>> start RECORDS TO USE
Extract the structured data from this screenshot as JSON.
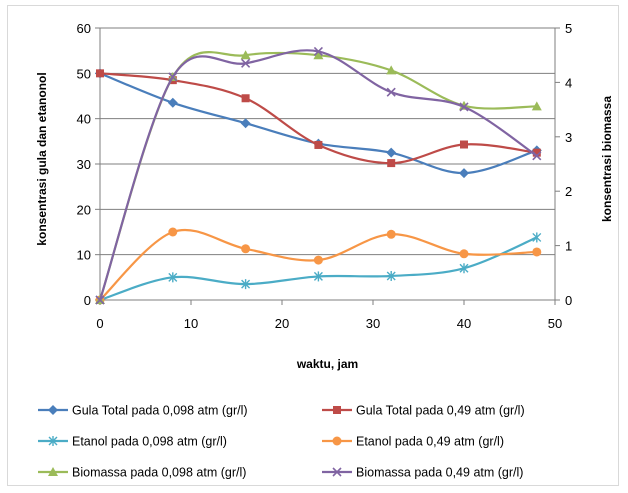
{
  "chart_data": {
    "type": "line",
    "title": "",
    "xlabel": "waktu, jam",
    "ylabel": "konsentrasi gula dan etanonol",
    "y2label": "konsentrasi biomassa",
    "xlim": [
      0,
      50
    ],
    "ylim": [
      0,
      60
    ],
    "y2lim": [
      0,
      5
    ],
    "x_ticks": [
      0,
      10,
      20,
      30,
      40,
      50
    ],
    "y_ticks": [
      0,
      10,
      20,
      30,
      40,
      50,
      60
    ],
    "y2_ticks": [
      0,
      1,
      2,
      3,
      4,
      5
    ],
    "grid": "horizontal",
    "legend_position": "bottom",
    "series": [
      {
        "name": "Gula Total pada 0,098 atm (gr/l)",
        "axis": "left",
        "marker": "diamond",
        "color": "#4a7ebb",
        "x": [
          0,
          8,
          16,
          24,
          32,
          40,
          48
        ],
        "values": [
          50,
          43.5,
          39,
          34.5,
          32.5,
          28,
          33
        ]
      },
      {
        "name": "Gula Total pada 0,49 atm (gr/l)",
        "axis": "left",
        "marker": "square",
        "color": "#be4b48",
        "x": [
          0,
          8,
          16,
          24,
          32,
          40,
          48
        ],
        "values": [
          50,
          48.5,
          44.5,
          34.2,
          30.2,
          34.3,
          32.5
        ]
      },
      {
        "name": "Etanol pada 0,098 atm (gr/l)",
        "axis": "left",
        "marker": "asterisk",
        "color": "#4bacc6",
        "x": [
          0,
          8,
          16,
          24,
          32,
          40,
          48
        ],
        "values": [
          0,
          5,
          3.5,
          5.2,
          5.3,
          7,
          13.8
        ]
      },
      {
        "name": "Etanol pada 0,49 atm (gr/l)",
        "axis": "left",
        "marker": "circle",
        "color": "#f79646",
        "x": [
          0,
          8,
          16,
          24,
          32,
          40,
          48
        ],
        "values": [
          0,
          15,
          11.3,
          8.8,
          14.5,
          10.2,
          10.6
        ]
      },
      {
        "name": "Biomassa pada 0,098 atm (gr/l)",
        "axis": "right",
        "marker": "triangle",
        "color": "#9bbb59",
        "x": [
          0,
          8,
          16,
          24,
          32,
          40,
          48
        ],
        "values": [
          0,
          4.1,
          4.5,
          4.5,
          4.22,
          3.57,
          3.56
        ]
      },
      {
        "name": "Biomassa  pada 0,49 atm (gr/l)",
        "axis": "right",
        "marker": "x",
        "color": "#8064a2",
        "x": [
          0,
          8,
          16,
          24,
          32,
          40,
          48
        ],
        "values": [
          0,
          4.1,
          4.35,
          4.57,
          3.82,
          3.55,
          2.65
        ]
      }
    ]
  }
}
>> end RECORDS TO USE
> [AIM]
From the listing above, copy every line that includes the word "Etanol".

> [SOLUTION FOR THIS EXERCISE]
        "name": "Etanol pada 0,098 atm (gr/l)",
        "name": "Etanol pada 0,49 atm (gr/l)",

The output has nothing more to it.